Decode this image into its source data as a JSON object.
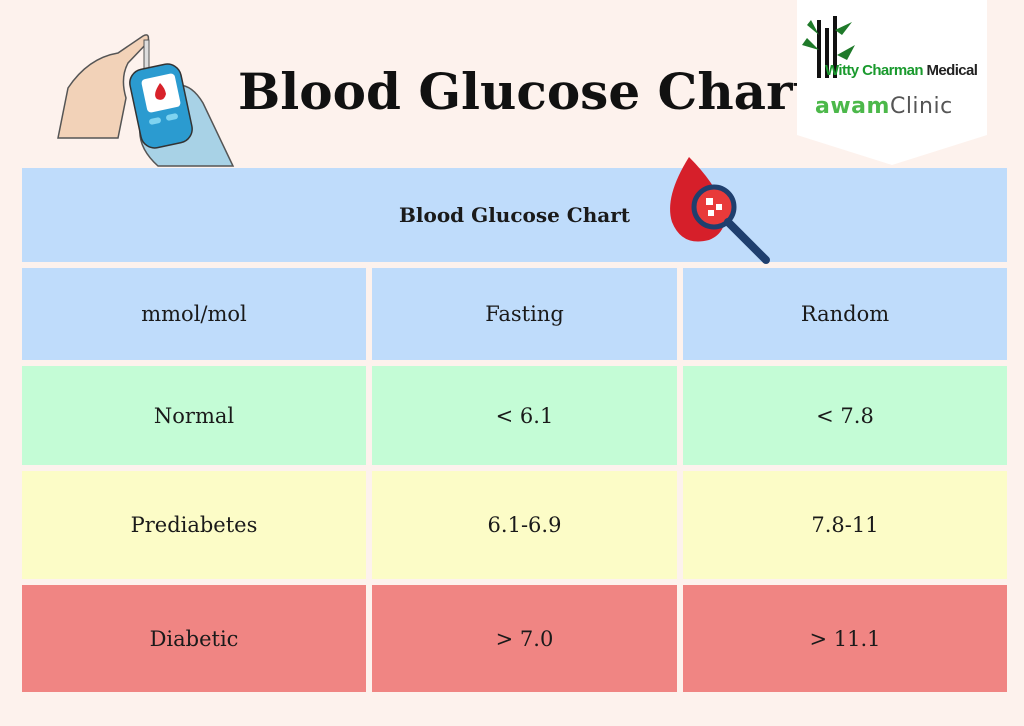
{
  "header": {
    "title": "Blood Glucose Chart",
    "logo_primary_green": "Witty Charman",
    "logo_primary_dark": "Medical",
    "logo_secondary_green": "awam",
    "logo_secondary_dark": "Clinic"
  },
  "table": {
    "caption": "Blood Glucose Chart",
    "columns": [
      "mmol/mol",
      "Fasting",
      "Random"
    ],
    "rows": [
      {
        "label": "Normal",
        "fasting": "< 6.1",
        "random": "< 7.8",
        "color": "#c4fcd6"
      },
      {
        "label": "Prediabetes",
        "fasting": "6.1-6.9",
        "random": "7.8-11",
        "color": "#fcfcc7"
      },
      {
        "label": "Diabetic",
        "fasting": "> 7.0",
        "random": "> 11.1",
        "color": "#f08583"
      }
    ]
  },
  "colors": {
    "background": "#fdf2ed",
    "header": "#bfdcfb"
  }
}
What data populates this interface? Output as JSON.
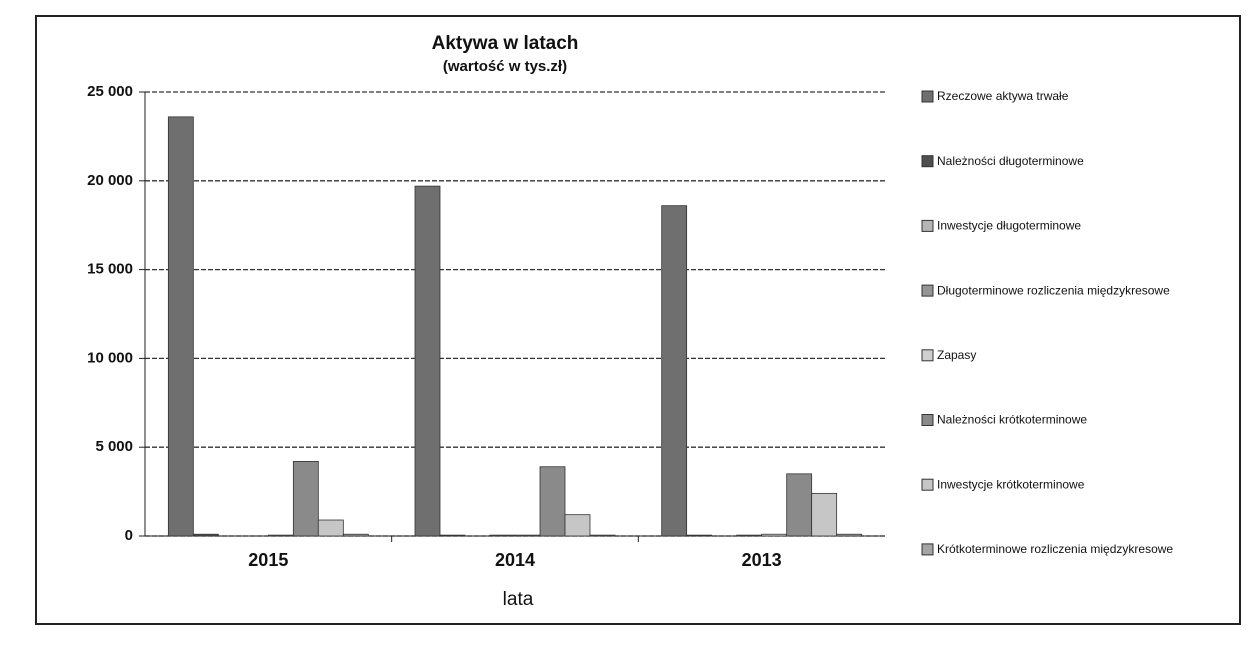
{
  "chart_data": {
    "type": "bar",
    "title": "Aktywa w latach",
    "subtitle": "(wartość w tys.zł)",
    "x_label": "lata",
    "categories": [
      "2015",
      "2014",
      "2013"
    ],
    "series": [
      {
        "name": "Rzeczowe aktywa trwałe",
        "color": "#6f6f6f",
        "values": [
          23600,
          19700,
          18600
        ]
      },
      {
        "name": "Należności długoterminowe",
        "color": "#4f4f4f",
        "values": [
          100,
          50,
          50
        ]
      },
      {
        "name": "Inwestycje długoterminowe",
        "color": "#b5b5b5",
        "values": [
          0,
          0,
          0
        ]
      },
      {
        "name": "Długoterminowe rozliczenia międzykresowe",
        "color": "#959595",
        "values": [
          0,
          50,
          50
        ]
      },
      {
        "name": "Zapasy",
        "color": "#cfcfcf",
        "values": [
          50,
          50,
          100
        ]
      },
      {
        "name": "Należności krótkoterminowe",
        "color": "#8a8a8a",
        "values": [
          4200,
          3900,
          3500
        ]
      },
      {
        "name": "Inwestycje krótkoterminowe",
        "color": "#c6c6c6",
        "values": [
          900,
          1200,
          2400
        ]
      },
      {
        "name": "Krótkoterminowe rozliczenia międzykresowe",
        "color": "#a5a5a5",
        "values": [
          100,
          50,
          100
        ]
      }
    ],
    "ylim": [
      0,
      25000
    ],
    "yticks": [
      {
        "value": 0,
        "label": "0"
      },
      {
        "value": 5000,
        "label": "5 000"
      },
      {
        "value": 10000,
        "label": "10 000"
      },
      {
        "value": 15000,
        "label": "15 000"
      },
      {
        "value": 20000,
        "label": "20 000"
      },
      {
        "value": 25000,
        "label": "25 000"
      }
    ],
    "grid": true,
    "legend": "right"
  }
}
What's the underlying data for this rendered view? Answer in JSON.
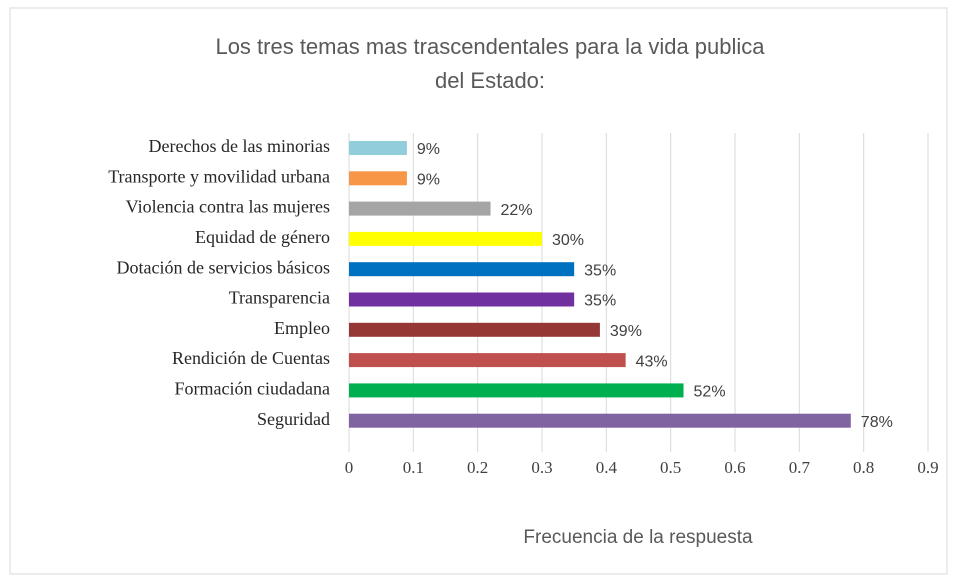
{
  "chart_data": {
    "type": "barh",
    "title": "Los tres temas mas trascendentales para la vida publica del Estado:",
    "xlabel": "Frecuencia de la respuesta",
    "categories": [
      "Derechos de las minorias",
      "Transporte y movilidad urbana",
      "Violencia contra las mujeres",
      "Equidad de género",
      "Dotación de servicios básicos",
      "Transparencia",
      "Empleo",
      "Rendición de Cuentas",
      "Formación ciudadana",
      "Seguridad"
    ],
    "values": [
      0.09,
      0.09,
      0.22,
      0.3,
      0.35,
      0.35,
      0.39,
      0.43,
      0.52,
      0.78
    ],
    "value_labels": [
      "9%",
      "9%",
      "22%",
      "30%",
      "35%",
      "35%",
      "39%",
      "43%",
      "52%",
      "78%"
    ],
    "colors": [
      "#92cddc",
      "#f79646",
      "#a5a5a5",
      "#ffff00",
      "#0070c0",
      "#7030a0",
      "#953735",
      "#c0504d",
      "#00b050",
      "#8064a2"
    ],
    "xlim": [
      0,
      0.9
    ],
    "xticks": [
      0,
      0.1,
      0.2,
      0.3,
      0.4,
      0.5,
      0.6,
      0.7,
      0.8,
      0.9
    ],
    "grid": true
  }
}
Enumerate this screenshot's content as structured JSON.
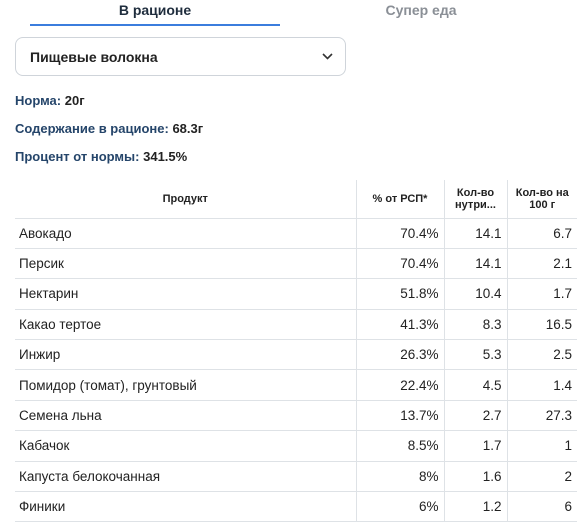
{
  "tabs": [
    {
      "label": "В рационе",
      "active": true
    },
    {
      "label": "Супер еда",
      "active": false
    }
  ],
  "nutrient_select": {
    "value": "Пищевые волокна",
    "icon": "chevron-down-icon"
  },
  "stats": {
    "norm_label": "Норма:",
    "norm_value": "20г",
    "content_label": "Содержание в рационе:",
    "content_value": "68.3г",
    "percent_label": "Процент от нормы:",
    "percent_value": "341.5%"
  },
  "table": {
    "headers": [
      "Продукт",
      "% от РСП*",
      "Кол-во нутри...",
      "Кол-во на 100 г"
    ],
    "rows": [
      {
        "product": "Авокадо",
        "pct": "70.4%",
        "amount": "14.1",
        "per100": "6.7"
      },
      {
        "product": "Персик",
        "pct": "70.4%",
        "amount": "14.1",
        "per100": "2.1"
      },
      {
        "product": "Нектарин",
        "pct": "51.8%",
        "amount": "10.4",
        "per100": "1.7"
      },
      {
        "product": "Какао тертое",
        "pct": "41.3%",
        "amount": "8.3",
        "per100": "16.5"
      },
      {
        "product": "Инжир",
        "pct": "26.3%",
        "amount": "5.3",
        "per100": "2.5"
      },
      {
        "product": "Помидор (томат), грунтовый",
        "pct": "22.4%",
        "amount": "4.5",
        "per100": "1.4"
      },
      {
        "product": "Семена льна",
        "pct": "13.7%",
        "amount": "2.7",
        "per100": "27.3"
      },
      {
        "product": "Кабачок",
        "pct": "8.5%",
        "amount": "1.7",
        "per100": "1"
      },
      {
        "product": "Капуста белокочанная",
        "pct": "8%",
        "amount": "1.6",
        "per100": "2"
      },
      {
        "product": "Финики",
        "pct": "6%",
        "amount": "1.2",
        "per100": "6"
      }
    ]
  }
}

☆ ☆ ☆ ☆

Instructions to follow: Quote the full listing above word for word; exclude every picture from the copy.

Solution below:
Decode this image into its source data as a JSON object.
{
  "header": {
    "title": "Blood Glucose Chart",
    "logo_primary_green": "Witty Charman",
    "logo_primary_dark": "Medical",
    "logo_secondary_green": "awam",
    "logo_secondary_dark": "Clinic"
  },
  "table": {
    "caption": "Blood Glucose Chart",
    "columns": [
      "mmol/mol",
      "Fasting",
      "Random"
    ],
    "rows": [
      {
        "label": "Normal",
        "fasting": "< 6.1",
        "random": "< 7.8",
        "color": "#c4fcd6"
      },
      {
        "label": "Prediabetes",
        "fasting": "6.1-6.9",
        "random": "7.8-11",
        "color": "#fcfcc7"
      },
      {
        "label": "Diabetic",
        "fasting": "> 7.0",
        "random": "> 11.1",
        "color": "#f08583"
      }
    ]
  },
  "colors": {
    "background": "#fdf2ed",
    "header": "#bfdcfb"
  }
}
What data populates this interface? Output as JSON.
{
  "chart_data": {
    "type": "bar",
    "title": "Aktywa w latach",
    "subtitle": "(wartość w tys.zł)",
    "x_label": "lata",
    "categories": [
      "2015",
      "2014",
      "2013"
    ],
    "series": [
      {
        "name": "Rzeczowe aktywa trwałe",
        "color": "#6f6f6f",
        "values": [
          23600,
          19700,
          18600
        ]
      },
      {
        "name": "Należności długoterminowe",
        "color": "#4f4f4f",
        "values": [
          100,
          50,
          50
        ]
      },
      {
        "name": "Inwestycje długoterminowe",
        "color": "#b5b5b5",
        "values": [
          0,
          0,
          0
        ]
      },
      {
        "name": "Długoterminowe rozliczenia międzykresowe",
        "color": "#959595",
        "values": [
          0,
          50,
          50
        ]
      },
      {
        "name": "Zapasy",
        "color": "#cfcfcf",
        "values": [
          50,
          50,
          100
        ]
      },
      {
        "name": "Należności krótkoterminowe",
        "color": "#8a8a8a",
        "values": [
          4200,
          3900,
          3500
        ]
      },
      {
        "name": "Inwestycje krótkoterminowe",
        "color": "#c6c6c6",
        "values": [
          900,
          1200,
          2400
        ]
      },
      {
        "name": "Krótkoterminowe rozliczenia międzykresowe",
        "color": "#a5a5a5",
        "values": [
          100,
          50,
          100
        ]
      }
    ],
    "ylim": [
      0,
      25000
    ],
    "yticks": [
      {
        "value": 0,
        "label": "0"
      },
      {
        "value": 5000,
        "label": "5 000"
      },
      {
        "value": 10000,
        "label": "10 000"
      },
      {
        "value": 15000,
        "label": "15 000"
      },
      {
        "value": 20000,
        "label": "20 000"
      },
      {
        "value": 25000,
        "label": "25 000"
      }
    ],
    "grid": true,
    "legend": "right"
  }
}
What's the underlying data for this rendered view? Answer in JSON.
{
  "chart_data": {
    "type": "barh",
    "title": "Los tres temas mas trascendentales para la vida publica del Estado:",
    "xlabel": "Frecuencia de la respuesta",
    "categories": [
      "Derechos de las minorias",
      "Transporte y movilidad urbana",
      "Violencia contra las mujeres",
      "Equidad de género",
      "Dotación de servicios básicos",
      "Transparencia",
      "Empleo",
      "Rendición de Cuentas",
      "Formación ciudadana",
      "Seguridad"
    ],
    "values": [
      0.09,
      0.09,
      0.22,
      0.3,
      0.35,
      0.35,
      0.39,
      0.43,
      0.52,
      0.78
    ],
    "value_labels": [
      "9%",
      "9%",
      "22%",
      "30%",
      "35%",
      "35%",
      "39%",
      "43%",
      "52%",
      "78%"
    ],
    "colors": [
      "#92cddc",
      "#f79646",
      "#a5a5a5",
      "#ffff00",
      "#0070c0",
      "#7030a0",
      "#953735",
      "#c0504d",
      "#00b050",
      "#8064a2"
    ],
    "xlim": [
      0,
      0.9
    ],
    "xticks": [
      0,
      0.1,
      0.2,
      0.3,
      0.4,
      0.5,
      0.6,
      0.7,
      0.8,
      0.9
    ],
    "grid": true
  }
}
Enumerate this screenshot's content as structured JSON.
{
  "tabs": [
    {
      "label": "В рационе",
      "active": true
    },
    {
      "label": "Супер еда",
      "active": false
    }
  ],
  "nutrient_select": {
    "value": "Пищевые волокна",
    "icon": "chevron-down-icon"
  },
  "stats": {
    "norm_label": "Норма:",
    "norm_value": "20г",
    "content_label": "Содержание в рационе:",
    "content_value": "68.3г",
    "percent_label": "Процент от нормы:",
    "percent_value": "341.5%"
  },
  "table": {
    "headers": [
      "Продукт",
      "% от РСП*",
      "Кол-во нутри...",
      "Кол-во на 100 г"
    ],
    "rows": [
      {
        "product": "Авокадо",
        "pct": "70.4%",
        "amount": "14.1",
        "per100": "6.7"
      },
      {
        "product": "Персик",
        "pct": "70.4%",
        "amount": "14.1",
        "per100": "2.1"
      },
      {
        "product": "Нектарин",
        "pct": "51.8%",
        "amount": "10.4",
        "per100": "1.7"
      },
      {
        "product": "Какао тертое",
        "pct": "41.3%",
        "amount": "8.3",
        "per100": "16.5"
      },
      {
        "product": "Инжир",
        "pct": "26.3%",
        "amount": "5.3",
        "per100": "2.5"
      },
      {
        "product": "Помидор (томат), грунтовый",
        "pct": "22.4%",
        "amount": "4.5",
        "per100": "1.4"
      },
      {
        "product": "Семена льна",
        "pct": "13.7%",
        "amount": "2.7",
        "per100": "27.3"
      },
      {
        "product": "Кабачок",
        "pct": "8.5%",
        "amount": "1.7",
        "per100": "1"
      },
      {
        "product": "Капуста белокочанная",
        "pct": "8%",
        "amount": "1.6",
        "per100": "2"
      },
      {
        "product": "Финики",
        "pct": "6%",
        "amount": "1.2",
        "per100": "6"
      }
    ]
  }
}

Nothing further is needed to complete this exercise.